» **Exercise prompt**
Please set down each line of the data again, unchanged.

[Document transcription data]
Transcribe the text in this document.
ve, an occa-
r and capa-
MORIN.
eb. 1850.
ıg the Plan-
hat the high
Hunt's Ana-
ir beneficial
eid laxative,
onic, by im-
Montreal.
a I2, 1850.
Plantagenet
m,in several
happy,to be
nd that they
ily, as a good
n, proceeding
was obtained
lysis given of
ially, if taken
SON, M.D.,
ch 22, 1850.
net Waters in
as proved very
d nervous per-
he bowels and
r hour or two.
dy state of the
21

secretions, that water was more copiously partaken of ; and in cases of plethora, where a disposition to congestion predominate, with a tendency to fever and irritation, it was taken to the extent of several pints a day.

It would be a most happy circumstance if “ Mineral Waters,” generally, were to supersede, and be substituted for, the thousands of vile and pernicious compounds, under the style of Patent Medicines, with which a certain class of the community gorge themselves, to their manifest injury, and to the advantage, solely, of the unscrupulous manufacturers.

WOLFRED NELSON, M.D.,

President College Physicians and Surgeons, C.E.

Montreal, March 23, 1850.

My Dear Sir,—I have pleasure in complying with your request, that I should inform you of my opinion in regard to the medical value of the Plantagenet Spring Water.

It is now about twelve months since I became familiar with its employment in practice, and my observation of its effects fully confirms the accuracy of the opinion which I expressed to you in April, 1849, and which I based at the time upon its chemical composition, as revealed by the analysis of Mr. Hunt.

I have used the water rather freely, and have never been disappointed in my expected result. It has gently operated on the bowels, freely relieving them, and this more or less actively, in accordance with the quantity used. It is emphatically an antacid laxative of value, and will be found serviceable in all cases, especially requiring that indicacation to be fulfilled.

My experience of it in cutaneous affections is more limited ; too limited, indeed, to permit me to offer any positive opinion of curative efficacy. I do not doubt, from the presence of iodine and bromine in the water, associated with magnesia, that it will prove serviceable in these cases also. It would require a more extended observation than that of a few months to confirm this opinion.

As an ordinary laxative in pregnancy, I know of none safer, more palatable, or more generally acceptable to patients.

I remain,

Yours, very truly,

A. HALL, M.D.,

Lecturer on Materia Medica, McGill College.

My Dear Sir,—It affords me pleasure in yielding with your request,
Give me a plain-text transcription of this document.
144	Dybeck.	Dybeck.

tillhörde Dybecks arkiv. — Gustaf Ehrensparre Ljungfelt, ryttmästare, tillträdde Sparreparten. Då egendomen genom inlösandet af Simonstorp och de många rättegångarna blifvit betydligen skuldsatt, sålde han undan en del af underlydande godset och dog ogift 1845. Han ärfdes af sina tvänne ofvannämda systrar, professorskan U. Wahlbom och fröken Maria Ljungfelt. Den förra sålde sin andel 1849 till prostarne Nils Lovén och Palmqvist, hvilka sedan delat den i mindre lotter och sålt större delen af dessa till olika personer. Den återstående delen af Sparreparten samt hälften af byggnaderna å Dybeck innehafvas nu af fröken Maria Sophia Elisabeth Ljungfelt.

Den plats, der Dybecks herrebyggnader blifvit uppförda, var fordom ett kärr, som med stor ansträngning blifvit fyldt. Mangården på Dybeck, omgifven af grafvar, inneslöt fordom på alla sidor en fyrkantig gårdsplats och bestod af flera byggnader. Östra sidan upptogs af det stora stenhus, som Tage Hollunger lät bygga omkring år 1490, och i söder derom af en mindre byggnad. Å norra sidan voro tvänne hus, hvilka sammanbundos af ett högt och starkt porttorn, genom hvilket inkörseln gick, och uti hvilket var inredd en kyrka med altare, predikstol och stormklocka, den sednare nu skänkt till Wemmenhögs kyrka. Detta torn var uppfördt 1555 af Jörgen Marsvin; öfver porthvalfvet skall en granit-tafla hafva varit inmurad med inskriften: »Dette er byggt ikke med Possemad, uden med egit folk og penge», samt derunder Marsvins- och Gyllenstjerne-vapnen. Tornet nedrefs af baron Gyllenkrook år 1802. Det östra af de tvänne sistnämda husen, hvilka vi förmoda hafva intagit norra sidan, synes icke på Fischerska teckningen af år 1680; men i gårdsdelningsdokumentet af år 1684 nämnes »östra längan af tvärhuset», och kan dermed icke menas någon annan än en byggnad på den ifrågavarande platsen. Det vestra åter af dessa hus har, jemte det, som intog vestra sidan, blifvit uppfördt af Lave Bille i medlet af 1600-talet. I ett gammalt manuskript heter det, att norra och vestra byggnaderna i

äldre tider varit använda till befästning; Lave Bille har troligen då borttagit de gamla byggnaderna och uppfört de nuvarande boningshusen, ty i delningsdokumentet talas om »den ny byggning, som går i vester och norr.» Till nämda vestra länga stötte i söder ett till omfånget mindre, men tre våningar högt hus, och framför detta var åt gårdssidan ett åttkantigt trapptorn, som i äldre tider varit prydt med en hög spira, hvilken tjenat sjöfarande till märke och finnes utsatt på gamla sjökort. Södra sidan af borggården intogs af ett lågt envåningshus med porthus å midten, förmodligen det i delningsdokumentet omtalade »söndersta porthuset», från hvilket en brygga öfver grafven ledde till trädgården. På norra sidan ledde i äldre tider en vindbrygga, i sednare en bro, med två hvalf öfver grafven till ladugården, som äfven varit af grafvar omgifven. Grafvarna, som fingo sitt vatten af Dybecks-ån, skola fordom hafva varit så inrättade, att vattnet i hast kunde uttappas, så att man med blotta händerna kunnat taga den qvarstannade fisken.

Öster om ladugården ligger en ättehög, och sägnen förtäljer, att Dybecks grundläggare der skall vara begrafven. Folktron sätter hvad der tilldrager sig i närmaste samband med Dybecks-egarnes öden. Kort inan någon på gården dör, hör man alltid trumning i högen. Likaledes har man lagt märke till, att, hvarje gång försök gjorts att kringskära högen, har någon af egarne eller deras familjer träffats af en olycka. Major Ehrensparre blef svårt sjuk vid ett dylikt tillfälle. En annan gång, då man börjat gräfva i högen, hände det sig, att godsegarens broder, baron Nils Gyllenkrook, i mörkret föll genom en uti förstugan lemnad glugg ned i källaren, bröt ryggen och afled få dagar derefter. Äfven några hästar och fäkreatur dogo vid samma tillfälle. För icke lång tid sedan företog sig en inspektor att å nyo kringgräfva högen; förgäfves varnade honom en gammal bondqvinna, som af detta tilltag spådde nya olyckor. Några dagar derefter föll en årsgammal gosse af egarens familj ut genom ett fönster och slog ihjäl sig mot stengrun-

» **Result of this task**
Transcribe the text in this document.
ve, an occa-
r and capa-
MORIN.
eb. 1850.
ıg the Plan-
hat the high
Hunt's Ana-
ir beneficial
eid laxative,
onic, by im-
Montreal.
a I2, 1850.
Plantagenet
m,in several
happy,to be
nd that they
ily, as a good
n, proceeding
was obtained
lysis given of
ially, if taken
SON, M.D.,
ch 22, 1850.
net Waters in
as proved very
d nervous per-
he bowels and
r hour or two.
dy state of the
21

secretions, that water was more copiously partaken of ; and in cases of plethora, where a disposition to congestion predominate, with a tendency to fever and irritation, it was taken to the extent of several pints a day.

It would be a most happy circumstance if “ Mineral Waters,” generally, were to supersede, and be substituted for, the thousands of vile and pernicious compounds, under the style of Patent Medicines, with which a certain class of the community gorge themselves, to their manifest injury, and to the advantage, solely, of the unscrupulous manufacturers.

WOLFRED NELSON, M.D.,

President College Physicians and Surgeons, C.E.

Montreal, March 23, 1850.

My Dear Sir,—I have pleasure in complying with your request, that I should inform you of my opinion in regard to the medical value of the Plantagenet Spring Water.

It is now about twelve months since I became familiar with its employment in practice, and my observation of its effects fully confirms the accuracy of the opinion which I expressed to you in April, 1849, and which I based at the time upon its chemical composition, as revealed by the analysis of Mr. Hunt.

I have used the water rather freely, and have never been disappointed in my expected result. It has gently operated on the bowels, freely relieving them, and this more or less actively, in accordance with the quantity used. It is emphatically an antacid laxative of value, and will be found serviceable in all cases, especially requiring that indicacation to be fulfilled.

My experience of it in cutaneous affections is more limited ; too limited, indeed, to permit me to offer any positive opinion of curative efficacy. I do not doubt, from the presence of iodine and bromine in the water, associated with magnesia, that it will prove serviceable in these cases also. It would require a more extended observation than that of a few months to confirm this opinion.

As an ordinary laxative in pregnancy, I know of none safer, more palatable, or more generally acceptable to patients.

I remain,

Yours, very truly,

A. HALL, M.D.,

Lecturer on Materia Medica, McGill College.

My Dear Sir,—It affords me pleasure in yielding with your request,
Give me a plain-text transcription of this document.
144	Dybeck.	Dybeck.

tillhörde Dybecks arkiv. — Gustaf Ehrensparre Ljungfelt, ryttmästare, tillträdde Sparreparten. Då egendomen genom inlösandet af Simonstorp och de många rättegångarna blifvit betydligen skuldsatt, sålde han undan en del af underlydande godset och dog ogift 1845. Han ärfdes af sina tvänne ofvannämda systrar, professorskan U. Wahlbom och fröken Maria Ljungfelt. Den förra sålde sin andel 1849 till prostarne Nils Lovén och Palmqvist, hvilka sedan delat den i mindre lotter och sålt större delen af dessa till olika personer. Den återstående delen af Sparreparten samt hälften af byggnaderna å Dybeck innehafvas nu af fröken Maria Sophia Elisabeth Ljungfelt.

Den plats, der Dybecks herrebyggnader blifvit uppförda, var fordom ett kärr, som med stor ansträngning blifvit fyldt. Mangården på Dybeck, omgifven af grafvar, inneslöt fordom på alla sidor en fyrkantig gårdsplats och bestod af flera byggnader. Östra sidan upptogs af det stora stenhus, som Tage Hollunger lät bygga omkring år 1490, och i söder derom af en mindre byggnad. Å norra sidan voro tvänne hus, hvilka sammanbundos af ett högt och starkt porttorn, genom hvilket inkörseln gick, och uti hvilket var inredd en kyrka med altare, predikstol och stormklocka, den sednare nu skänkt till Wemmenhögs kyrka. Detta torn var uppfördt 1555 af Jörgen Marsvin; öfver porthvalfvet skall en granit-tafla hafva varit inmurad med inskriften: »Dette er byggt ikke med Possemad, uden med egit folk og penge», samt derunder Marsvins- och Gyllenstjerne-vapnen. Tornet nedrefs af baron Gyllenkrook år 1802. Det östra af de tvänne sistnämda husen, hvilka vi förmoda hafva intagit norra sidan, synes icke på Fischerska teckningen af år 1680; men i gårdsdelningsdokumentet af år 1684 nämnes »östra längan af tvärhuset», och kan dermed icke menas någon annan än en byggnad på den ifrågavarande platsen. Det vestra åter af dessa hus har, jemte det, som intog vestra sidan, blifvit uppfördt af Lave Bille i medlet af 1600-talet. I ett gammalt manuskript heter det, att norra och vestra byggnaderna i

äldre tider varit använda till befästning; Lave Bille har troligen då borttagit de gamla byggnaderna och uppfört de nuvarande boningshusen, ty i delningsdokumentet talas om »den ny byggning, som går i vester och norr.» Till nämda vestra länga stötte i söder ett till omfånget mindre, men tre våningar högt hus, och framför detta var åt gårdssidan ett åttkantigt trapptorn, som i äldre tider varit prydt med en hög spira, hvilken tjenat sjöfarande till märke och finnes utsatt på gamla sjökort. Södra sidan af borggården intogs af ett lågt envåningshus med porthus å midten, förmodligen det i delningsdokumentet omtalade »söndersta porthuset», från hvilket en brygga öfver grafven ledde till trädgården. På norra sidan ledde i äldre tider en vindbrygga, i sednare en bro, med två hvalf öfver grafven till ladugården, som äfven varit af grafvar omgifven. Grafvarna, som fingo sitt vatten af Dybecks-ån, skola fordom hafva varit så inrättade, att vattnet i hast kunde uttappas, så att man med blotta händerna kunnat taga den qvarstannade fisken.

Öster om ladugården ligger en ättehög, och sägnen förtäljer, att Dybecks grundläggare der skall vara begrafven. Folktron sätter hvad der tilldrager sig i närmaste samband med Dybecks-egarnes öden. Kort inan någon på gården dör, hör man alltid trumning i högen. Likaledes har man lagt märke till, att, hvarje gång försök gjorts att kringskära högen, har någon af egarne eller deras familjer träffats af en olycka. Major Ehrensparre blef svårt sjuk vid ett dylikt tillfälle. En annan gång, då man börjat gräfva i högen, hände det sig, att godsegarens broder, baron Nils Gyllenkrook, i mörkret föll genom en uti förstugan lemnad glugg ned i källaren, bröt ryggen och afled få dagar derefter. Äfven några hästar och fäkreatur dogo vid samma tillfälle. För icke lång tid sedan företog sig en inspektor att å nyo kringgräfva högen; förgäfves varnade honom en gammal bondqvinna, som af detta tilltag spådde nya olyckor. Några dagar derefter föll en årsgammal gosse af egarens familj ut genom ett fönster och slog ihjäl sig mot stengrun-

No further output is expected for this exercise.